### TRY IT:
Exactly as written, reproduce all of the entries.

### SOURCE INFORMATION:
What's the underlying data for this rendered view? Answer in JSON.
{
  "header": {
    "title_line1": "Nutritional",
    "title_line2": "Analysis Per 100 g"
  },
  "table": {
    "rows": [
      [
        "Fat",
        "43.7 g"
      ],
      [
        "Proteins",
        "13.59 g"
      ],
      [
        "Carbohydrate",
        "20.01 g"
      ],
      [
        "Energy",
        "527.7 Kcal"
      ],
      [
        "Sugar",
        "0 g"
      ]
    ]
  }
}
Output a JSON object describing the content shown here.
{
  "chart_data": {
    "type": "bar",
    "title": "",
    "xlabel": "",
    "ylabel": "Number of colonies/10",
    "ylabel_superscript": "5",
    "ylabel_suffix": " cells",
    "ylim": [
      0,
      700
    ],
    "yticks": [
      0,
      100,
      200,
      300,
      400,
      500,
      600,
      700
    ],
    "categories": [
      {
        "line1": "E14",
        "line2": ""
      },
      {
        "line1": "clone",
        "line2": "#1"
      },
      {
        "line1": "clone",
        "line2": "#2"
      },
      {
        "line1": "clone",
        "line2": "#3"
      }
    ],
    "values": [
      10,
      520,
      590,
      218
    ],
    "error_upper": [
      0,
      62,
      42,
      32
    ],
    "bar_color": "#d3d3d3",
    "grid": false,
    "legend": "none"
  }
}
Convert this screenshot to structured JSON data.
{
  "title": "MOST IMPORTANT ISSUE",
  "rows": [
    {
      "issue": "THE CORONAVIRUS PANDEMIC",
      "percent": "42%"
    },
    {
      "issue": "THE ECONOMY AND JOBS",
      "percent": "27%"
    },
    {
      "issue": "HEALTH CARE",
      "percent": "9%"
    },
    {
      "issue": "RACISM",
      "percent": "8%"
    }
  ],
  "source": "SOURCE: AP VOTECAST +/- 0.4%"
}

### EXERCISE RESPONSE:
What's the underlying data for this rendered view? Answer in JSON.
{
  "header": {
    "title_line1": "Nutritional",
    "title_line2": "Analysis Per 100 g"
  },
  "table": {
    "rows": [
      [
        "Fat",
        "43.7 g"
      ],
      [
        "Proteins",
        "13.59 g"
      ],
      [
        "Carbohydrate",
        "20.01 g"
      ],
      [
        "Energy",
        "527.7 Kcal"
      ],
      [
        "Sugar",
        "0 g"
      ]
    ]
  }
}
Output a JSON object describing the content shown here.
{
  "chart_data": {
    "type": "bar",
    "title": "",
    "xlabel": "",
    "ylabel": "Number of colonies/10",
    "ylabel_superscript": "5",
    "ylabel_suffix": " cells",
    "ylim": [
      0,
      700
    ],
    "yticks": [
      0,
      100,
      200,
      300,
      400,
      500,
      600,
      700
    ],
    "categories": [
      {
        "line1": "E14",
        "line2": ""
      },
      {
        "line1": "clone",
        "line2": "#1"
      },
      {
        "line1": "clone",
        "line2": "#2"
      },
      {
        "line1": "clone",
        "line2": "#3"
      }
    ],
    "values": [
      10,
      520,
      590,
      218
    ],
    "error_upper": [
      0,
      62,
      42,
      32
    ],
    "bar_color": "#d3d3d3",
    "grid": false,
    "legend": "none"
  }
}
Convert this screenshot to structured JSON data.
{
  "title": "MOST IMPORTANT ISSUE",
  "rows": [
    {
      "issue": "THE CORONAVIRUS PANDEMIC",
      "percent": "42%"
    },
    {
      "issue": "THE ECONOMY AND JOBS",
      "percent": "27%"
    },
    {
      "issue": "HEALTH CARE",
      "percent": "9%"
    },
    {
      "issue": "RACISM",
      "percent": "8%"
    }
  ],
  "source": "SOURCE: AP VOTECAST +/- 0.4%"
}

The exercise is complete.